Exercise
Transcribe the lines below verbatim, skipping the images.
## START Data
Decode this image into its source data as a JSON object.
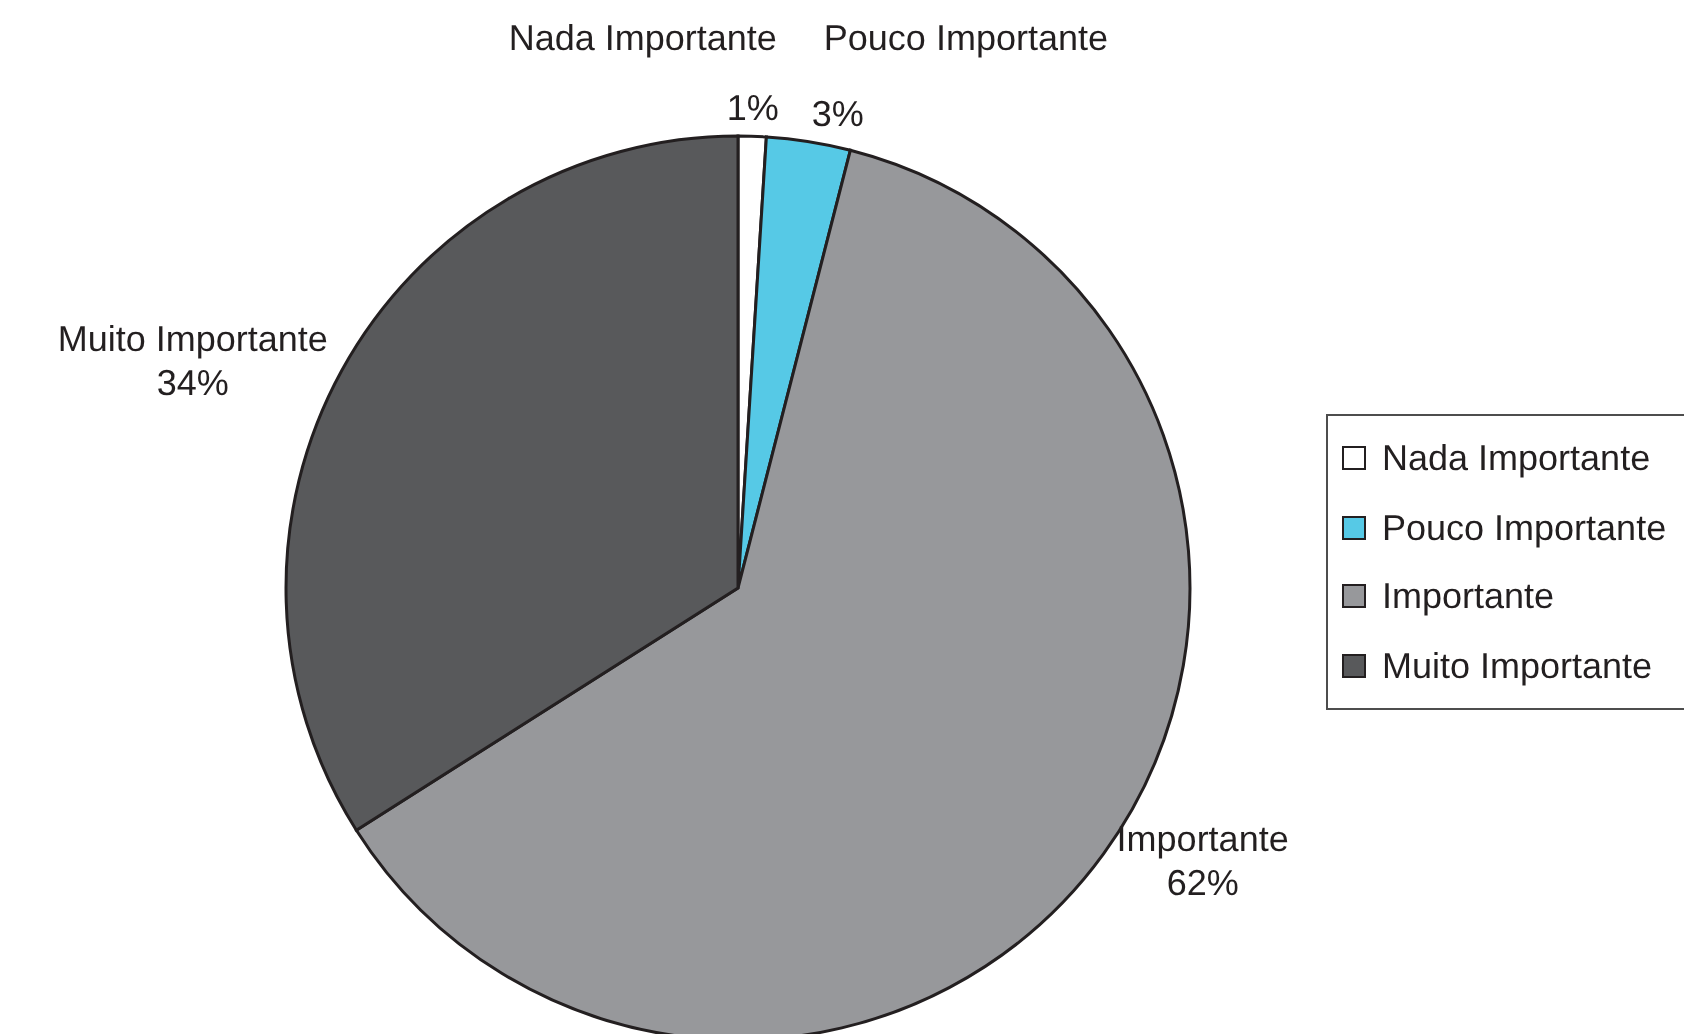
{
  "chart_data": {
    "type": "pie",
    "categories": [
      "Nada Importante",
      "Pouco Importante",
      "Importante",
      "Muito Importante"
    ],
    "values": [
      1,
      3,
      62,
      34
    ],
    "value_labels": [
      "1%",
      "3%",
      "62%",
      "34%"
    ],
    "colors": [
      "#ffffff",
      "#56c9e6",
      "#97989b",
      "#58595b"
    ],
    "legend": "right"
  }
}
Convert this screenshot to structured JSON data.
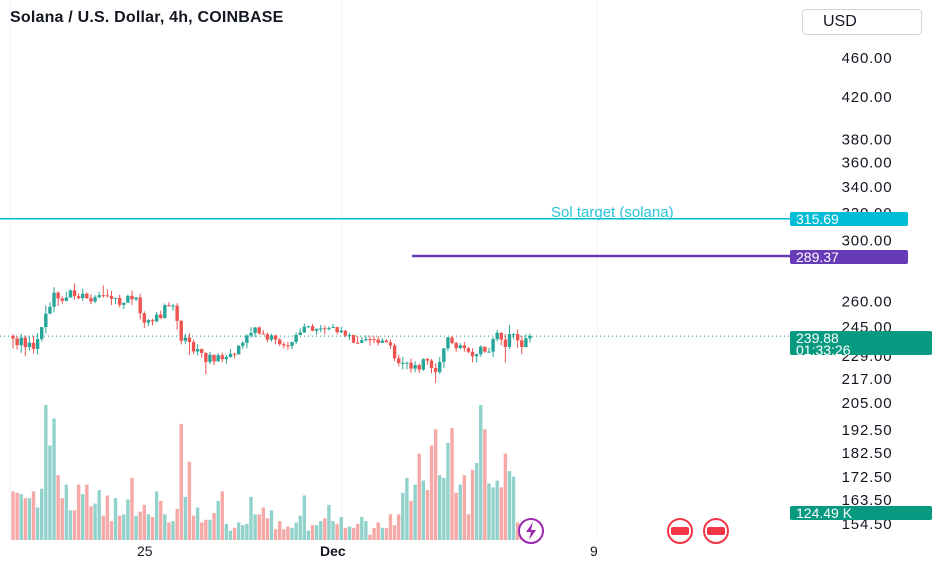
## END Data
Written response
Decode this image into its source data as a JSON object.
{
  "chart_data": {
    "type": "pie",
    "categories": [
      "Nada Importante",
      "Pouco Importante",
      "Importante",
      "Muito Importante"
    ],
    "values": [
      1,
      3,
      62,
      34
    ],
    "value_labels": [
      "1%",
      "3%",
      "62%",
      "34%"
    ],
    "colors": [
      "#ffffff",
      "#56c9e6",
      "#97989b",
      "#58595b"
    ],
    "legend": "right"
  }
}
Convert this screenshot to structured JSON data.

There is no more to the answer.